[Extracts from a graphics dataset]

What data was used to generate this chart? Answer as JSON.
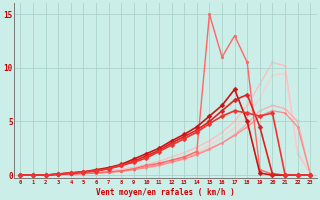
{
  "background_color": "#cceee8",
  "grid_color": "#aad4cc",
  "text_color": "#cc0000",
  "xlabel": "Vent moyen/en rafales ( km/h )",
  "x_ticks": [
    0,
    1,
    2,
    3,
    4,
    5,
    6,
    7,
    8,
    9,
    10,
    11,
    12,
    13,
    14,
    15,
    16,
    17,
    18,
    19,
    20,
    21,
    22,
    23
  ],
  "ylim": [
    -0.3,
    16
  ],
  "yticks": [
    0,
    5,
    10,
    15
  ],
  "lines": [
    {
      "x": [
        0,
        1,
        2,
        3,
        4,
        5,
        6,
        7,
        8,
        9,
        10,
        11,
        12,
        13,
        14,
        15,
        16,
        17,
        18,
        19,
        20,
        21,
        22,
        23
      ],
      "y": [
        0,
        0,
        0,
        0.05,
        0.1,
        0.2,
        0.3,
        0.4,
        0.55,
        0.7,
        1.0,
        1.3,
        1.7,
        2.1,
        2.6,
        3.2,
        4.0,
        5.0,
        6.5,
        8.5,
        10.5,
        10.2,
        2.0,
        0.2
      ],
      "color": "#ffbbbb",
      "linewidth": 0.9,
      "marker": "o",
      "markersize": 1.5,
      "zorder": 1
    },
    {
      "x": [
        0,
        1,
        2,
        3,
        4,
        5,
        6,
        7,
        8,
        9,
        10,
        11,
        12,
        13,
        14,
        15,
        16,
        17,
        18,
        19,
        20,
        21,
        22,
        23
      ],
      "y": [
        0,
        0,
        0,
        0.05,
        0.1,
        0.15,
        0.25,
        0.35,
        0.5,
        0.65,
        0.9,
        1.1,
        1.4,
        1.8,
        2.2,
        2.8,
        3.5,
        4.4,
        5.5,
        7.2,
        9.3,
        9.5,
        2.2,
        0.2
      ],
      "color": "#ffcccc",
      "linewidth": 0.9,
      "marker": "o",
      "markersize": 1.5,
      "zorder": 1
    },
    {
      "x": [
        0,
        1,
        2,
        3,
        4,
        5,
        6,
        7,
        8,
        9,
        10,
        11,
        12,
        13,
        14,
        15,
        16,
        17,
        18,
        19,
        20,
        21,
        22,
        23
      ],
      "y": [
        0,
        0,
        0,
        0.05,
        0.1,
        0.15,
        0.2,
        0.3,
        0.4,
        0.55,
        0.75,
        1.0,
        1.3,
        1.6,
        2.0,
        2.5,
        3.0,
        3.8,
        4.8,
        6.0,
        6.5,
        6.2,
        5.0,
        0.15
      ],
      "color": "#ffaaaa",
      "linewidth": 0.9,
      "marker": "o",
      "markersize": 1.5,
      "zorder": 1
    },
    {
      "x": [
        0,
        1,
        2,
        3,
        4,
        5,
        6,
        7,
        8,
        9,
        10,
        11,
        12,
        13,
        14,
        15,
        16,
        17,
        18,
        19,
        20,
        21,
        22,
        23
      ],
      "y": [
        0,
        0,
        0,
        0.05,
        0.1,
        0.15,
        0.2,
        0.25,
        0.35,
        0.5,
        0.7,
        0.9,
        1.2,
        1.5,
        1.9,
        2.4,
        3.0,
        3.7,
        4.5,
        5.5,
        6.0,
        5.8,
        4.5,
        0.1
      ],
      "color": "#ff8888",
      "linewidth": 0.9,
      "marker": "o",
      "markersize": 1.5,
      "zorder": 2
    },
    {
      "x": [
        0,
        1,
        2,
        3,
        4,
        5,
        6,
        7,
        8,
        9,
        10,
        11,
        12,
        13,
        14,
        15,
        16,
        17,
        18,
        19,
        20,
        21,
        22,
        23
      ],
      "y": [
        0,
        0,
        0,
        0.05,
        0.1,
        0.15,
        0.2,
        0.3,
        0.4,
        0.6,
        0.9,
        1.1,
        1.4,
        1.7,
        2.2,
        15.0,
        11.0,
        13.0,
        10.5,
        0.5,
        0.1,
        0,
        0,
        0
      ],
      "color": "#ff6666",
      "linewidth": 1.0,
      "marker": "o",
      "markersize": 2.0,
      "zorder": 3
    },
    {
      "x": [
        0,
        1,
        2,
        3,
        4,
        5,
        6,
        7,
        8,
        9,
        10,
        11,
        12,
        13,
        14,
        15,
        16,
        17,
        18,
        19,
        20,
        21,
        22,
        23
      ],
      "y": [
        0,
        0,
        0,
        0.1,
        0.2,
        0.3,
        0.5,
        0.7,
        1.0,
        1.5,
        2.0,
        2.5,
        3.2,
        3.8,
        4.5,
        5.5,
        6.5,
        8.0,
        5.0,
        0.2,
        0,
        0,
        0,
        0
      ],
      "color": "#cc1111",
      "linewidth": 1.2,
      "marker": "D",
      "markersize": 2.5,
      "zorder": 4
    },
    {
      "x": [
        0,
        1,
        2,
        3,
        4,
        5,
        6,
        7,
        8,
        9,
        10,
        11,
        12,
        13,
        14,
        15,
        16,
        17,
        18,
        19,
        20,
        21,
        22,
        23
      ],
      "y": [
        0,
        0,
        0,
        0.1,
        0.2,
        0.3,
        0.4,
        0.6,
        0.9,
        1.3,
        1.8,
        2.3,
        3.0,
        3.6,
        4.2,
        5.0,
        6.0,
        7.0,
        7.5,
        4.5,
        0.1,
        0,
        0,
        0
      ],
      "color": "#dd2222",
      "linewidth": 1.2,
      "marker": "D",
      "markersize": 2.5,
      "zorder": 4
    },
    {
      "x": [
        0,
        1,
        2,
        3,
        4,
        5,
        6,
        7,
        8,
        9,
        10,
        11,
        12,
        13,
        14,
        15,
        16,
        17,
        18,
        19,
        20,
        21,
        22,
        23
      ],
      "y": [
        0,
        0,
        0,
        0.1,
        0.2,
        0.3,
        0.4,
        0.6,
        0.9,
        1.2,
        1.6,
        2.2,
        2.8,
        3.4,
        4.0,
        4.8,
        5.5,
        6.0,
        5.8,
        5.5,
        5.8,
        0.05,
        0,
        0
      ],
      "color": "#ee3333",
      "linewidth": 1.2,
      "marker": "D",
      "markersize": 2.5,
      "zorder": 4
    }
  ]
}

# WORK INSTRUCTIONS
Write out the listing above exactly as it stands, pictures excluded.

# THE ANSWER
What data was used to generate this chart? Answer as JSON.
{
  "background_color": "#cceee8",
  "grid_color": "#aad4cc",
  "text_color": "#cc0000",
  "xlabel": "Vent moyen/en rafales ( km/h )",
  "x_ticks": [
    0,
    1,
    2,
    3,
    4,
    5,
    6,
    7,
    8,
    9,
    10,
    11,
    12,
    13,
    14,
    15,
    16,
    17,
    18,
    19,
    20,
    21,
    22,
    23
  ],
  "ylim": [
    -0.3,
    16
  ],
  "yticks": [
    0,
    5,
    10,
    15
  ],
  "lines": [
    {
      "x": [
        0,
        1,
        2,
        3,
        4,
        5,
        6,
        7,
        8,
        9,
        10,
        11,
        12,
        13,
        14,
        15,
        16,
        17,
        18,
        19,
        20,
        21,
        22,
        23
      ],
      "y": [
        0,
        0,
        0,
        0.05,
        0.1,
        0.2,
        0.3,
        0.4,
        0.55,
        0.7,
        1.0,
        1.3,
        1.7,
        2.1,
        2.6,
        3.2,
        4.0,
        5.0,
        6.5,
        8.5,
        10.5,
        10.2,
        2.0,
        0.2
      ],
      "color": "#ffbbbb",
      "linewidth": 0.9,
      "marker": "o",
      "markersize": 1.5,
      "zorder": 1
    },
    {
      "x": [
        0,
        1,
        2,
        3,
        4,
        5,
        6,
        7,
        8,
        9,
        10,
        11,
        12,
        13,
        14,
        15,
        16,
        17,
        18,
        19,
        20,
        21,
        22,
        23
      ],
      "y": [
        0,
        0,
        0,
        0.05,
        0.1,
        0.15,
        0.25,
        0.35,
        0.5,
        0.65,
        0.9,
        1.1,
        1.4,
        1.8,
        2.2,
        2.8,
        3.5,
        4.4,
        5.5,
        7.2,
        9.3,
        9.5,
        2.2,
        0.2
      ],
      "color": "#ffcccc",
      "linewidth": 0.9,
      "marker": "o",
      "markersize": 1.5,
      "zorder": 1
    },
    {
      "x": [
        0,
        1,
        2,
        3,
        4,
        5,
        6,
        7,
        8,
        9,
        10,
        11,
        12,
        13,
        14,
        15,
        16,
        17,
        18,
        19,
        20,
        21,
        22,
        23
      ],
      "y": [
        0,
        0,
        0,
        0.05,
        0.1,
        0.15,
        0.2,
        0.3,
        0.4,
        0.55,
        0.75,
        1.0,
        1.3,
        1.6,
        2.0,
        2.5,
        3.0,
        3.8,
        4.8,
        6.0,
        6.5,
        6.2,
        5.0,
        0.15
      ],
      "color": "#ffaaaa",
      "linewidth": 0.9,
      "marker": "o",
      "markersize": 1.5,
      "zorder": 1
    },
    {
      "x": [
        0,
        1,
        2,
        3,
        4,
        5,
        6,
        7,
        8,
        9,
        10,
        11,
        12,
        13,
        14,
        15,
        16,
        17,
        18,
        19,
        20,
        21,
        22,
        23
      ],
      "y": [
        0,
        0,
        0,
        0.05,
        0.1,
        0.15,
        0.2,
        0.25,
        0.35,
        0.5,
        0.7,
        0.9,
        1.2,
        1.5,
        1.9,
        2.4,
        3.0,
        3.7,
        4.5,
        5.5,
        6.0,
        5.8,
        4.5,
        0.1
      ],
      "color": "#ff8888",
      "linewidth": 0.9,
      "marker": "o",
      "markersize": 1.5,
      "zorder": 2
    },
    {
      "x": [
        0,
        1,
        2,
        3,
        4,
        5,
        6,
        7,
        8,
        9,
        10,
        11,
        12,
        13,
        14,
        15,
        16,
        17,
        18,
        19,
        20,
        21,
        22,
        23
      ],
      "y": [
        0,
        0,
        0,
        0.05,
        0.1,
        0.15,
        0.2,
        0.3,
        0.4,
        0.6,
        0.9,
        1.1,
        1.4,
        1.7,
        2.2,
        15.0,
        11.0,
        13.0,
        10.5,
        0.5,
        0.1,
        0,
        0,
        0
      ],
      "color": "#ff6666",
      "linewidth": 1.0,
      "marker": "o",
      "markersize": 2.0,
      "zorder": 3
    },
    {
      "x": [
        0,
        1,
        2,
        3,
        4,
        5,
        6,
        7,
        8,
        9,
        10,
        11,
        12,
        13,
        14,
        15,
        16,
        17,
        18,
        19,
        20,
        21,
        22,
        23
      ],
      "y": [
        0,
        0,
        0,
        0.1,
        0.2,
        0.3,
        0.5,
        0.7,
        1.0,
        1.5,
        2.0,
        2.5,
        3.2,
        3.8,
        4.5,
        5.5,
        6.5,
        8.0,
        5.0,
        0.2,
        0,
        0,
        0,
        0
      ],
      "color": "#cc1111",
      "linewidth": 1.2,
      "marker": "D",
      "markersize": 2.5,
      "zorder": 4
    },
    {
      "x": [
        0,
        1,
        2,
        3,
        4,
        5,
        6,
        7,
        8,
        9,
        10,
        11,
        12,
        13,
        14,
        15,
        16,
        17,
        18,
        19,
        20,
        21,
        22,
        23
      ],
      "y": [
        0,
        0,
        0,
        0.1,
        0.2,
        0.3,
        0.4,
        0.6,
        0.9,
        1.3,
        1.8,
        2.3,
        3.0,
        3.6,
        4.2,
        5.0,
        6.0,
        7.0,
        7.5,
        4.5,
        0.1,
        0,
        0,
        0
      ],
      "color": "#dd2222",
      "linewidth": 1.2,
      "marker": "D",
      "markersize": 2.5,
      "zorder": 4
    },
    {
      "x": [
        0,
        1,
        2,
        3,
        4,
        5,
        6,
        7,
        8,
        9,
        10,
        11,
        12,
        13,
        14,
        15,
        16,
        17,
        18,
        19,
        20,
        21,
        22,
        23
      ],
      "y": [
        0,
        0,
        0,
        0.1,
        0.2,
        0.3,
        0.4,
        0.6,
        0.9,
        1.2,
        1.6,
        2.2,
        2.8,
        3.4,
        4.0,
        4.8,
        5.5,
        6.0,
        5.8,
        5.5,
        5.8,
        0.05,
        0,
        0
      ],
      "color": "#ee3333",
      "linewidth": 1.2,
      "marker": "D",
      "markersize": 2.5,
      "zorder": 4
    }
  ]
}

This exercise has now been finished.